Tally the lines of the data that include the word "size" and state the total, nothing else.

▸ **Given data**
═══

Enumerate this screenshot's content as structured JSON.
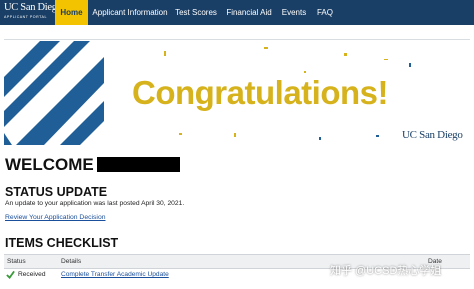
{
  "header": {
    "logo_line1": "UC San Diego",
    "logo_line2": "APPLICANT PORTAL",
    "nav": [
      {
        "label": "Home",
        "active": true
      },
      {
        "label": "Applicant Information",
        "active": false
      },
      {
        "label": "Test Scores",
        "active": false
      },
      {
        "label": "Financial Aid",
        "active": false
      },
      {
        "label": "Events",
        "active": false
      },
      {
        "label": "FAQ",
        "active": false
      }
    ]
  },
  "banner": {
    "title": "Congratulations!",
    "logo_text": "UC San Diego"
  },
  "welcome": {
    "heading": "WELCOME"
  },
  "status_update": {
    "heading": "STATUS UPDATE",
    "text": "An update to your application was last posted April 30, 2021.",
    "link": "Review Your Application Decision"
  },
  "checklist": {
    "heading": "ITEMS CHECKLIST",
    "columns": [
      "Status",
      "Details",
      "Date"
    ],
    "rows": [
      {
        "status": "Received",
        "details": "Complete Transfer Academic Update"
      }
    ]
  },
  "watermark": "知乎 @UCSD热心学姐",
  "colors": {
    "nav_bg": "#1a3f66",
    "nav_active": "#f3c300",
    "gold": "#d6b21c",
    "link": "#1a4f9c",
    "check_green": "#3a9a3a"
  }
}
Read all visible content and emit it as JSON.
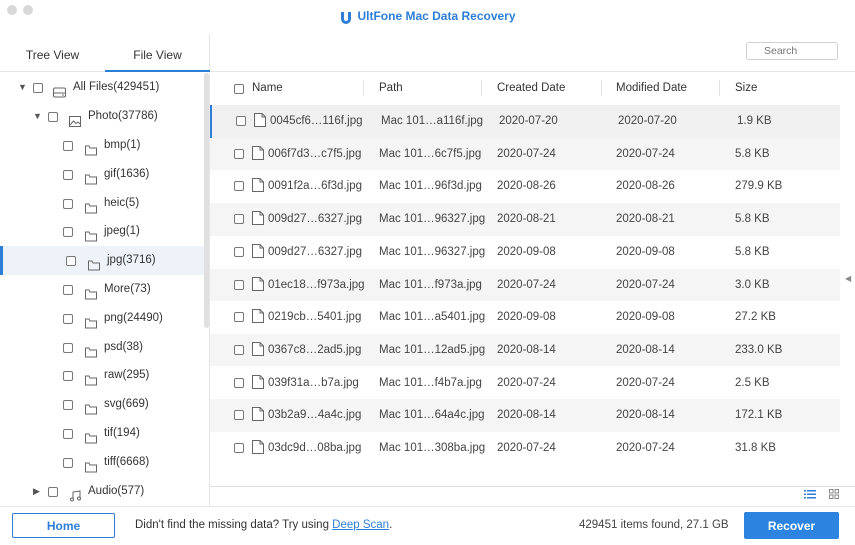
{
  "app": {
    "title": "UltFone Mac Data Recovery"
  },
  "tabs": {
    "tree": "Tree View",
    "file": "File View"
  },
  "tree": {
    "all_files": "All Files(429451)",
    "photo": "Photo(37786)",
    "folders": [
      "bmp(1)",
      "gif(1636)",
      "heic(5)",
      "jpeg(1)",
      "jpg(3716)",
      "More(73)",
      "png(24490)",
      "psd(38)",
      "raw(295)",
      "svg(669)",
      "tif(194)",
      "tiff(6668)"
    ],
    "audio": "Audio(577)"
  },
  "search": {
    "placeholder": "Search"
  },
  "table": {
    "headers": {
      "name": "Name",
      "path": "Path",
      "created": "Created Date",
      "modified": "Modified Date",
      "size": "Size"
    },
    "rows": [
      {
        "name": "0045cf6…116f.jpg",
        "path": "Mac 101…a116f.jpg",
        "created": "2020-07-20",
        "modified": "2020-07-20",
        "size": "1.9 KB"
      },
      {
        "name": "006f7d3…c7f5.jpg",
        "path": "Mac 101…6c7f5.jpg",
        "created": "2020-07-24",
        "modified": "2020-07-24",
        "size": "5.8 KB"
      },
      {
        "name": "0091f2a…6f3d.jpg",
        "path": "Mac 101…96f3d.jpg",
        "created": "2020-08-26",
        "modified": "2020-08-26",
        "size": "279.9 KB"
      },
      {
        "name": "009d27…6327.jpg",
        "path": "Mac 101…96327.jpg",
        "created": "2020-08-21",
        "modified": "2020-08-21",
        "size": "5.8 KB"
      },
      {
        "name": "009d27…6327.jpg",
        "path": "Mac 101…96327.jpg",
        "created": "2020-09-08",
        "modified": "2020-09-08",
        "size": "5.8 KB"
      },
      {
        "name": "01ec18…f973a.jpg",
        "path": "Mac 101…f973a.jpg",
        "created": "2020-07-24",
        "modified": "2020-07-24",
        "size": "3.0 KB"
      },
      {
        "name": "0219cb…5401.jpg",
        "path": "Mac 101…a5401.jpg",
        "created": "2020-09-08",
        "modified": "2020-09-08",
        "size": "27.2 KB"
      },
      {
        "name": "0367c8…2ad5.jpg",
        "path": "Mac 101…12ad5.jpg",
        "created": "2020-08-14",
        "modified": "2020-08-14",
        "size": "233.0 KB"
      },
      {
        "name": "039f31a…b7a.jpg",
        "path": "Mac 101…f4b7a.jpg",
        "created": "2020-07-24",
        "modified": "2020-07-24",
        "size": "2.5 KB"
      },
      {
        "name": "03b2a9…4a4c.jpg",
        "path": "Mac 101…64a4c.jpg",
        "created": "2020-08-14",
        "modified": "2020-08-14",
        "size": "172.1 KB"
      },
      {
        "name": "03dc9d…08ba.jpg",
        "path": "Mac 101…308ba.jpg",
        "created": "2020-07-24",
        "modified": "2020-07-24",
        "size": "31.8 KB"
      }
    ]
  },
  "bottom": {
    "home": "Home",
    "msg_prefix": "Didn't find the missing data? Try using ",
    "deep_scan": "Deep Scan",
    "msg_suffix": ".",
    "count": "429451 items found, 27.1 GB",
    "recover": "Recover"
  },
  "colors": {
    "accent": "#2c7ed6",
    "recover_bg": "#2d84e0"
  }
}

═══

▸ **Response to this task**
12